## Directive
Arrange the lines of all the items below as one numbered list, leaving out blank lines and any pictures.

## Dataset rows

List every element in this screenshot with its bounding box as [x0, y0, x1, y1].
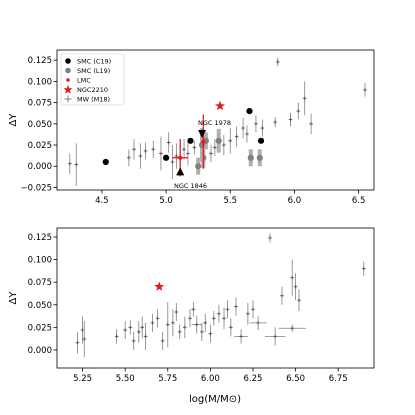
bottom-y-tick-label: 0.025	[28, 323, 52, 333]
top-y-tick-label: 0.050	[28, 120, 52, 130]
bottom-x-tick-label: 6.25	[244, 374, 263, 384]
lmc-point	[201, 139, 206, 144]
top-marks-group	[68, 57, 367, 186]
top-y-tick-label: −0.025	[21, 183, 52, 193]
top-x-tick-label: 4.5	[95, 196, 109, 206]
legend-label-smc-c19: SMC (C19)	[77, 57, 111, 65]
legend-marker-mw-m18-plus-icon	[64, 95, 72, 103]
top-x-tick-label: 6.0	[288, 196, 302, 206]
top-panel: 4.5 5.0 5.5 6.0 6.5 −0.025 0.000 0.025 0.050 0.07…	[8, 49, 375, 206]
legend-label-mw-m18: MW (M18)	[77, 95, 110, 103]
bottom-y-tick-label: 0.000	[28, 346, 52, 356]
top-y-axis-title: ΔY	[8, 113, 19, 127]
bottom-plot-frame	[56, 227, 375, 369]
legend-marker-smc-c19	[65, 58, 71, 64]
bottom-y-tick-label: 0.100	[28, 256, 52, 266]
top-y-tick-label: 0.125	[28, 56, 52, 66]
annotation-ngc-1978: NGC 1978	[198, 119, 231, 127]
top-y-tick-label: 0.025	[28, 141, 52, 151]
bottom-x-tick-label: 5.75	[158, 374, 177, 384]
legend-label-lmc: LMC	[77, 76, 91, 84]
smc-c19-point	[246, 107, 253, 115]
lmc-point	[178, 155, 183, 160]
bottom-x-tick-label: 6.50	[286, 374, 305, 384]
top-x-tick-label: 5.0	[159, 196, 173, 206]
top-y-tick-label: 0.100	[28, 77, 52, 87]
annotation-arrow-ngc-1846-icon	[176, 167, 185, 176]
legend-marker-ngc2210-star-icon	[63, 84, 73, 94]
smc-c19-point	[162, 154, 170, 161]
top-x-tick-label: 6.5	[352, 196, 366, 206]
annotation-arrow-ngc-1978-icon	[198, 130, 207, 138]
legend-frame	[60, 53, 125, 106]
bottom-y-tick-label: 0.050	[28, 301, 52, 311]
bottom-x-axis-title: log(M/M⊙)	[189, 394, 241, 405]
annotation-ngc-1846: NGC 1846	[174, 182, 207, 190]
bottom-x-tick-label: 6.75	[329, 374, 348, 384]
ngc2210-star-point	[154, 281, 165, 291]
bottom-x-tick-label: 5.25	[73, 374, 92, 384]
smc-l19-point	[215, 137, 222, 144]
smc-c19-point	[187, 137, 194, 144]
bottom-panel: 5.25 5.50 5.75 6.00 6.25 6.50 6.75 0.000 0.025 0.…	[8, 227, 375, 405]
smc-l19-point	[195, 163, 202, 170]
bottom-x-tick-label: 6.00	[201, 374, 220, 384]
bottom-y-tick-label: 0.125	[28, 233, 52, 243]
smc-l19-point	[256, 154, 263, 161]
legend-label-smc-l19: SMC (L19)	[77, 67, 110, 75]
legend-marker-lmc	[66, 78, 70, 82]
top-plot-frame	[56, 49, 375, 191]
top-tick-group: 4.5 5.0 5.5 6.0 6.5 −0.025 0.000 0.025 0.050 0.07…	[21, 56, 366, 206]
smc-l19-point	[247, 154, 254, 161]
top-y-tick-label: 0.000	[28, 162, 52, 172]
bottom-tick-group: 5.25 5.50 5.75 6.00 6.25 6.50 6.75 0.000 0.025 0.…	[28, 233, 348, 384]
top-y-tick-label: 0.075	[28, 99, 52, 109]
legend-label-ngc2210: NGC2210	[77, 86, 108, 94]
bottom-y-tick-label: 0.075	[28, 278, 52, 288]
bottom-marks-group	[75, 233, 366, 358]
bottom-x-tick-label: 5.50	[116, 374, 135, 384]
legend-marker-smc-l19	[65, 67, 71, 74]
ngc2210-star-point	[215, 100, 225, 111]
smc-c19-point	[257, 137, 265, 144]
legend: SMC (C19) SMC (L19) LMC NGC2210 MW (M18)	[60, 53, 125, 106]
top-x-tick-label: 5.5	[223, 196, 237, 206]
bottom-y-axis-title: ΔY	[8, 291, 19, 305]
smc-c19-point	[102, 158, 109, 166]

## Result of the exercise
1. List every element in this screenshot with its bounding box as [x0, y0, x1, y1].
2. bottom-y-tick-label: 0.025	[28, 323, 52, 333]
3. top-y-tick-label: 0.050	[28, 120, 52, 130]
4. bottom-x-tick-label: 6.25	[244, 374, 263, 384]
5. lmc-point	[201, 139, 206, 144]
6. top-marks-group	[68, 57, 367, 186]
7. top-y-tick-label: −0.025	[21, 183, 52, 193]
8. top-x-tick-label: 4.5	[95, 196, 109, 206]
9. legend-label-smc-c19: SMC (C19)	[77, 57, 111, 65]
10. legend-marker-mw-m18-plus-icon	[64, 95, 72, 103]
11. top-x-tick-label: 6.0	[288, 196, 302, 206]
12. top-panel: 4.5 5.0 5.5 6.0 6.5 −0.025 0.000 0.025 0.050 0.07…	[8, 49, 375, 206]
13. legend-label-mw-m18: MW (M18)	[77, 95, 110, 103]
14. bottom-y-tick-label: 0.000	[28, 346, 52, 356]
15. top-y-axis-title: ΔY	[8, 113, 19, 127]
16. bottom-plot-frame	[56, 227, 375, 369]
17. legend-marker-smc-c19	[65, 58, 71, 64]
18. bottom-y-tick-label: 0.100	[28, 256, 52, 266]
19. top-y-tick-label: 0.125	[28, 56, 52, 66]
20. annotation-ngc-1978: NGC 1978	[198, 119, 231, 127]
21. top-y-tick-label: 0.025	[28, 141, 52, 151]
22. bottom-x-tick-label: 5.75	[158, 374, 177, 384]
23. legend-label-lmc: LMC	[77, 76, 91, 84]
24. smc-c19-point	[246, 107, 253, 115]
25. lmc-point	[178, 155, 183, 160]
26. bottom-x-tick-label: 6.50	[286, 374, 305, 384]
27. top-x-tick-label: 5.0	[159, 196, 173, 206]
28. top-y-tick-label: 0.100	[28, 77, 52, 87]
29. annotation-arrow-ngc-1846-icon	[176, 167, 185, 176]
30. legend-marker-ngc2210-star-icon	[63, 84, 73, 94]
31. smc-c19-point	[162, 154, 170, 161]
32. top-x-tick-label: 6.5	[352, 196, 366, 206]
33. annotation-arrow-ngc-1978-icon	[198, 130, 207, 138]
34. legend-frame	[60, 53, 125, 106]
35. bottom-y-tick-label: 0.050	[28, 301, 52, 311]
36. bottom-x-axis-title: log(M/M⊙)	[189, 394, 241, 405]
37. annotation-ngc-1846: NGC 1846	[174, 182, 207, 190]
38. bottom-x-tick-label: 6.75	[329, 374, 348, 384]
39. ngc2210-star-point	[154, 281, 165, 291]
40. bottom-x-tick-label: 5.25	[73, 374, 92, 384]
41. smc-l19-point	[215, 137, 222, 144]
42. smc-c19-point	[187, 137, 194, 144]
43. bottom-panel: 5.25 5.50 5.75 6.00 6.25 6.50 6.75 0.000 0.025 0.…	[8, 227, 375, 405]
44. smc-l19-point	[195, 163, 202, 170]
45. bottom-x-tick-label: 6.00	[201, 374, 220, 384]
46. bottom-y-tick-label: 0.125	[28, 233, 52, 243]
47. smc-l19-point	[256, 154, 263, 161]
48. legend-label-smc-l19: SMC (L19)	[77, 67, 110, 75]
49. legend-marker-lmc	[66, 78, 70, 82]
50. top-plot-frame	[56, 49, 375, 191]
51. top-tick-group: 4.5 5.0 5.5 6.0 6.5 −0.025 0.000 0.025 0.050 0.07…	[21, 56, 366, 206]
52. smc-l19-point	[247, 154, 254, 161]
53. top-y-tick-label: 0.000	[28, 162, 52, 172]
54. bottom-tick-group: 5.25 5.50 5.75 6.00 6.25 6.50 6.75 0.000 0.025 0.…	[28, 233, 348, 384]
55. top-y-tick-label: 0.075	[28, 99, 52, 109]
56. legend-label-ngc2210: NGC2210	[77, 86, 108, 94]
57. bottom-y-tick-label: 0.075	[28, 278, 52, 288]
58. bottom-marks-group	[75, 233, 366, 358]
59. bottom-x-tick-label: 5.50	[116, 374, 135, 384]
60. legend-marker-smc-l19	[65, 67, 71, 74]
61. ngc2210-star-point	[215, 100, 225, 111]
62. smc-c19-point	[257, 137, 265, 144]
63. legend: SMC (C19) SMC (L19) LMC NGC2210 MW (M18)	[60, 53, 125, 106]
64. top-x-tick-label: 5.5	[223, 196, 237, 206]
65. bottom-y-axis-title: ΔY	[8, 291, 19, 305]
66. smc-c19-point	[102, 158, 109, 166]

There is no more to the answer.